◆ **Exercise objective**:
Extract each line of the data below exactly as written.

◆ **Records to process**:
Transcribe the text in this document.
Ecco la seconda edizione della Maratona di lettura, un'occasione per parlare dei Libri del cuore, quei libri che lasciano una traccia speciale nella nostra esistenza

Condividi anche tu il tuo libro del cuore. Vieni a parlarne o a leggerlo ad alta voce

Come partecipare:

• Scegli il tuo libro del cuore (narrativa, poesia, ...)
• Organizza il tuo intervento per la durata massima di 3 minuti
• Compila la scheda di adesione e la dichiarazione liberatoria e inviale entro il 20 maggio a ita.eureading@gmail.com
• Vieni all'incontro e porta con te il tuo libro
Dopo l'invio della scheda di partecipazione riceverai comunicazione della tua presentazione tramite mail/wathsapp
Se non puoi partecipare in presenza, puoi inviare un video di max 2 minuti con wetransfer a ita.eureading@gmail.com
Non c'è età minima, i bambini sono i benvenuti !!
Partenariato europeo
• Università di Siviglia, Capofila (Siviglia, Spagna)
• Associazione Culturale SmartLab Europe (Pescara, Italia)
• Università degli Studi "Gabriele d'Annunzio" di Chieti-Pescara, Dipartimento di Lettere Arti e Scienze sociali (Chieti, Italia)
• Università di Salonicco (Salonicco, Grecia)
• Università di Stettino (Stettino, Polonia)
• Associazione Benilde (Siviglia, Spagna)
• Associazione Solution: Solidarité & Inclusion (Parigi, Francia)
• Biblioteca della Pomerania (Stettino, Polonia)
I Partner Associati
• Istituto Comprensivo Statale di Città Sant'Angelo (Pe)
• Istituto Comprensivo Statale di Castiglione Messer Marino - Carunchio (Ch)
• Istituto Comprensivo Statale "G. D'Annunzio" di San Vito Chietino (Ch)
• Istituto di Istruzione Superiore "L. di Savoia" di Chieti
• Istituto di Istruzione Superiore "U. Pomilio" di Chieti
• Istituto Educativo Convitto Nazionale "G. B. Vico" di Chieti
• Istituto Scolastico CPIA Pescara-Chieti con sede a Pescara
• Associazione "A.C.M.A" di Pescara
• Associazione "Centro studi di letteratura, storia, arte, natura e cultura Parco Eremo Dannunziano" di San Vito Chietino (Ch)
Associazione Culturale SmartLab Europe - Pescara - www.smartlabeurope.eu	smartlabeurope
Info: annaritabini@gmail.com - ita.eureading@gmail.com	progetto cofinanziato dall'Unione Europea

◆ **Task output**:
Transcribe the text in this document.
Ecco la seconda edizione della Maratona di lettura, un'occasione per parlare dei Libri del cuore, quei libri che lasciano una traccia speciale nella nostra esistenza

Condividi anche tu il tuo libro del cuore. Vieni a parlarne o a leggerlo ad alta voce

Come partecipare:

• Scegli il tuo libro del cuore (narrativa, poesia, ...)
• Organizza il tuo intervento per la durata massima di 3 minuti
• Compila la scheda di adesione e la dichiarazione liberatoria e inviale entro il 20 maggio a ita.eureading@gmail.com
• Vieni all'incontro e porta con te il tuo libro
Dopo l'invio della scheda di partecipazione riceverai comunicazione della tua presentazione tramite mail/wathsapp
Se non puoi partecipare in presenza, puoi inviare un video di max 2 minuti con wetransfer a ita.eureading@gmail.com
Non c'è età minima, i bambini sono i benvenuti !!
Partenariato europeo
• Università di Siviglia, Capofila (Siviglia, Spagna)
• Associazione Culturale SmartLab Europe (Pescara, Italia)
• Università degli Studi "Gabriele d'Annunzio" di Chieti-Pescara, Dipartimento di Lettere Arti e Scienze sociali (Chieti, Italia)
• Università di Salonicco (Salonicco, Grecia)
• Università di Stettino (Stettino, Polonia)
• Associazione Benilde (Siviglia, Spagna)
• Associazione Solution: Solidarité & Inclusion (Parigi, Francia)
• Biblioteca della Pomerania (Stettino, Polonia)
I Partner Associati
• Istituto Comprensivo Statale di Città Sant'Angelo (Pe)
• Istituto Comprensivo Statale di Castiglione Messer Marino - Carunchio (Ch)
• Istituto Comprensivo Statale "G. D'Annunzio" di San Vito Chietino (Ch)
• Istituto di Istruzione Superiore "L. di Savoia" di Chieti
• Istituto di Istruzione Superiore "U. Pomilio" di Chieti
• Istituto Educativo Convitto Nazionale "G. B. Vico" di Chieti
• Istituto Scolastico CPIA Pescara-Chieti con sede a Pescara
• Associazione "A.C.M.A" di Pescara
• Associazione "Centro studi di letteratura, storia, arte, natura e cultura Parco Eremo Dannunziano" di San Vito Chietino (Ch)
Associazione Culturale SmartLab Europe - Pescara - www.smartlabeurope.eu	smartlabeurope
Info: annaritabini@gmail.com - ita.eureading@gmail.com	progetto cofinanziato dall'Unione Europea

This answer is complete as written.